**WHAT YOU NEED TO DO**
Look for "Level" in each line of the entries, and return the matching lines.
>>
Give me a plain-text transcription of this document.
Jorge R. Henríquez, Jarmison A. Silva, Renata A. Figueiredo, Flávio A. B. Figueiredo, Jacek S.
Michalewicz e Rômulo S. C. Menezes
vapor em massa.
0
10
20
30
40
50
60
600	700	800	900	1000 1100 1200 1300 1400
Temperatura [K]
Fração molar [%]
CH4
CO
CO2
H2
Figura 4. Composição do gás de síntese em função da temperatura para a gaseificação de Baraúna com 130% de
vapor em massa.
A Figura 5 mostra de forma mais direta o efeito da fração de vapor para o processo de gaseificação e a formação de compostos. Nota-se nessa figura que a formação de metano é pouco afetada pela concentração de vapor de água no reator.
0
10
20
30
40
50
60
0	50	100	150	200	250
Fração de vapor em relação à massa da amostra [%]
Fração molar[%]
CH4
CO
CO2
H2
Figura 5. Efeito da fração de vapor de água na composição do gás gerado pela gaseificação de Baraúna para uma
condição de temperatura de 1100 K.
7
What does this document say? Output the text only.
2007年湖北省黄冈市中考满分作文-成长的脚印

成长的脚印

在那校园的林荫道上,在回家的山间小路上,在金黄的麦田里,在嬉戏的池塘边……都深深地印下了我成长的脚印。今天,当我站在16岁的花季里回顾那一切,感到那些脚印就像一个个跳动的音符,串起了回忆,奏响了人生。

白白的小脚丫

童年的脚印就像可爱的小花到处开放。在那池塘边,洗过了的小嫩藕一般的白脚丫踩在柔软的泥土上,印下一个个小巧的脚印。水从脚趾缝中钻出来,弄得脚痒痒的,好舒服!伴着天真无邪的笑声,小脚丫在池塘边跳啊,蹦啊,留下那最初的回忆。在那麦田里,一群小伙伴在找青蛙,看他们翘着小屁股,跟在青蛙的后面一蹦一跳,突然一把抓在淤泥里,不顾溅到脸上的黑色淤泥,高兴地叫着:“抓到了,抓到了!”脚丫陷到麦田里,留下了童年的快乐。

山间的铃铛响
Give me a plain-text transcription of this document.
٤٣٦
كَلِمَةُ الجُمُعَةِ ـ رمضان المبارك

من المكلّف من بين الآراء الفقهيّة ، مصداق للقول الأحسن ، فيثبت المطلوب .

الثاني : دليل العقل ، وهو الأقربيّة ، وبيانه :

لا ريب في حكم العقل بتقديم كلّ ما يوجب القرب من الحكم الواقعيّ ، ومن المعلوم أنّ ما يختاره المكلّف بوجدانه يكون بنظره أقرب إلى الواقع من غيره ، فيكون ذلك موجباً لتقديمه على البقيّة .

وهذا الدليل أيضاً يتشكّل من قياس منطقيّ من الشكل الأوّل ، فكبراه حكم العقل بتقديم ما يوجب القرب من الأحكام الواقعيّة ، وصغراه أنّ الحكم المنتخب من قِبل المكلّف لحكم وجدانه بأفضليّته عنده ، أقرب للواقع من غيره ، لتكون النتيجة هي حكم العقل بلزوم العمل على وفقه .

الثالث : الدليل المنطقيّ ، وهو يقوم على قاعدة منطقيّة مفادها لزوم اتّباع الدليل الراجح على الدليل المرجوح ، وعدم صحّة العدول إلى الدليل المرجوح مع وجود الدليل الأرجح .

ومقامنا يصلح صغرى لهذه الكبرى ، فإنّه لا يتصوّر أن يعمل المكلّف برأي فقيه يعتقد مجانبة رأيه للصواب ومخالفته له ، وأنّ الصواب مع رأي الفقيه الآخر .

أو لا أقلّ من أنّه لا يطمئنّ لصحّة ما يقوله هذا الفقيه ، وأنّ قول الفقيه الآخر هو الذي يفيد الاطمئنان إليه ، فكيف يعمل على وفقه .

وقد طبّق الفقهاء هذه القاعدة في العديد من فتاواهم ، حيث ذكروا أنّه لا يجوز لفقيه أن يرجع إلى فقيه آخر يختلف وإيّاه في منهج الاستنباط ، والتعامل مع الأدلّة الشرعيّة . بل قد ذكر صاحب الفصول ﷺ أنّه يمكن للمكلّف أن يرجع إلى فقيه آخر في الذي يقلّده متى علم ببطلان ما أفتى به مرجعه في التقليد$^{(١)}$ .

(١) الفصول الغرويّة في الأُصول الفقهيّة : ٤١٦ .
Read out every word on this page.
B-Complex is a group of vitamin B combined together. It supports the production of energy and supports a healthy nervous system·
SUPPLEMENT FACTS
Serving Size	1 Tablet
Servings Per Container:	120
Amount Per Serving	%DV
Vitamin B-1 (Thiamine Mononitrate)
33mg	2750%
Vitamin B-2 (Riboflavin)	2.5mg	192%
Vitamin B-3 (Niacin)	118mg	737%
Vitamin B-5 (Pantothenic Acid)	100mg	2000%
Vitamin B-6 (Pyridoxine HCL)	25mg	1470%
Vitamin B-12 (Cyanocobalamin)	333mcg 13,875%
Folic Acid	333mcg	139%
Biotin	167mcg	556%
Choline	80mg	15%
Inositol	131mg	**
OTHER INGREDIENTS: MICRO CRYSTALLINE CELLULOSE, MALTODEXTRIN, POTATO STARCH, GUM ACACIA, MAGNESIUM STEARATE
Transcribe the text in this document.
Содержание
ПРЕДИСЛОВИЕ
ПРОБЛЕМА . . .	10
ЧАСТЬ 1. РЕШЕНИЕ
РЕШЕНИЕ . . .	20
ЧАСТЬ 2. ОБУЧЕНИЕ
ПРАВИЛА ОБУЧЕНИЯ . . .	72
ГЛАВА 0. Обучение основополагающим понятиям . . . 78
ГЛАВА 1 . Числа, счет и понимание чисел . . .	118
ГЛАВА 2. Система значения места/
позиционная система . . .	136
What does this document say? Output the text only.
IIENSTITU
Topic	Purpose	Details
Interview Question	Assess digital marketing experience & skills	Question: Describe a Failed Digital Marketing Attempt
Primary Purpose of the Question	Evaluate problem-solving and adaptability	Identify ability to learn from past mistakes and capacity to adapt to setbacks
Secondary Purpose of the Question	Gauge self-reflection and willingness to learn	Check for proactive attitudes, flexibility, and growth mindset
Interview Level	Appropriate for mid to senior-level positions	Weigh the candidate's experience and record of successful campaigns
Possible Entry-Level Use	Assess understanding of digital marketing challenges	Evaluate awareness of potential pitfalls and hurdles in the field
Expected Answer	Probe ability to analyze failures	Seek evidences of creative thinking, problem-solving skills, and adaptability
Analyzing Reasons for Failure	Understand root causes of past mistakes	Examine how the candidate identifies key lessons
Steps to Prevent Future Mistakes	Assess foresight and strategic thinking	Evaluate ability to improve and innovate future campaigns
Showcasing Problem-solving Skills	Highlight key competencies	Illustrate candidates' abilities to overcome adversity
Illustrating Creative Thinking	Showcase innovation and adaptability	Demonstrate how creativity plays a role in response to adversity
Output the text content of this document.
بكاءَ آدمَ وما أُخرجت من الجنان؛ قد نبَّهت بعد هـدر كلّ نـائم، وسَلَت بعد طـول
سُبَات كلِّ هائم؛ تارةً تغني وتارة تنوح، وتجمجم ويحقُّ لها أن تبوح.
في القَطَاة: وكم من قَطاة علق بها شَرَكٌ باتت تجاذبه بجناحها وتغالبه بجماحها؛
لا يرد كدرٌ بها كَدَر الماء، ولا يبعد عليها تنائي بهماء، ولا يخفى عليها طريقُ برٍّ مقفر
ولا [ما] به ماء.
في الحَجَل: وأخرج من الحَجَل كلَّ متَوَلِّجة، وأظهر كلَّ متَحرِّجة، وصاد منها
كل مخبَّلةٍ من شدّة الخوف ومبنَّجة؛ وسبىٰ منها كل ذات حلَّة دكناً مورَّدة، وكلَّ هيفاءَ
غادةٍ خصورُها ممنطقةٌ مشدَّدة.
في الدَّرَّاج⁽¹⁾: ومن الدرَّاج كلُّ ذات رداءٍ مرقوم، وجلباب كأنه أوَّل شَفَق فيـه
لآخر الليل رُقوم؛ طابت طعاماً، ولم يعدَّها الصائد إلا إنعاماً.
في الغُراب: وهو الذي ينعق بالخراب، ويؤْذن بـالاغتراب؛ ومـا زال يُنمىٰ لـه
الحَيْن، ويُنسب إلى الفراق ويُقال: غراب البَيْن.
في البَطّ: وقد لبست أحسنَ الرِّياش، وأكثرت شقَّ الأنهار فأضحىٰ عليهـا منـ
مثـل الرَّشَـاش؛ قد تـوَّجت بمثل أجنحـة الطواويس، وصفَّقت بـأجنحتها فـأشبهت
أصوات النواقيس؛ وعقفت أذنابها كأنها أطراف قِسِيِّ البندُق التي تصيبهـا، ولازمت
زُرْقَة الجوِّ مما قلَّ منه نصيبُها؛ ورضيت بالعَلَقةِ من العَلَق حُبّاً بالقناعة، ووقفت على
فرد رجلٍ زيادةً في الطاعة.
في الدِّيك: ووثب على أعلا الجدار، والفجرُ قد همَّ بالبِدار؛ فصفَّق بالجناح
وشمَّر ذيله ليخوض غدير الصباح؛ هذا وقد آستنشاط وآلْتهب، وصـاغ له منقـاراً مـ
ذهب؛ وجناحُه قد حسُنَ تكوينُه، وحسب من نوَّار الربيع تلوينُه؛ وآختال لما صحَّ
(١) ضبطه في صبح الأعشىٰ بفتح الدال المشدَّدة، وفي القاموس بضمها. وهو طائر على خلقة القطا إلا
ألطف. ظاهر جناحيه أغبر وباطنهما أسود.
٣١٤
<<
**TASK ANSWER**
Interview Level	Appropriate for mid to senior-level positions	Weigh the candidate's experience and record of successful campaigns
Possible Entry-Level Use	Assess understanding of digital marketing challenges	Evaluate awareness of potential pitfalls and hurdles in the field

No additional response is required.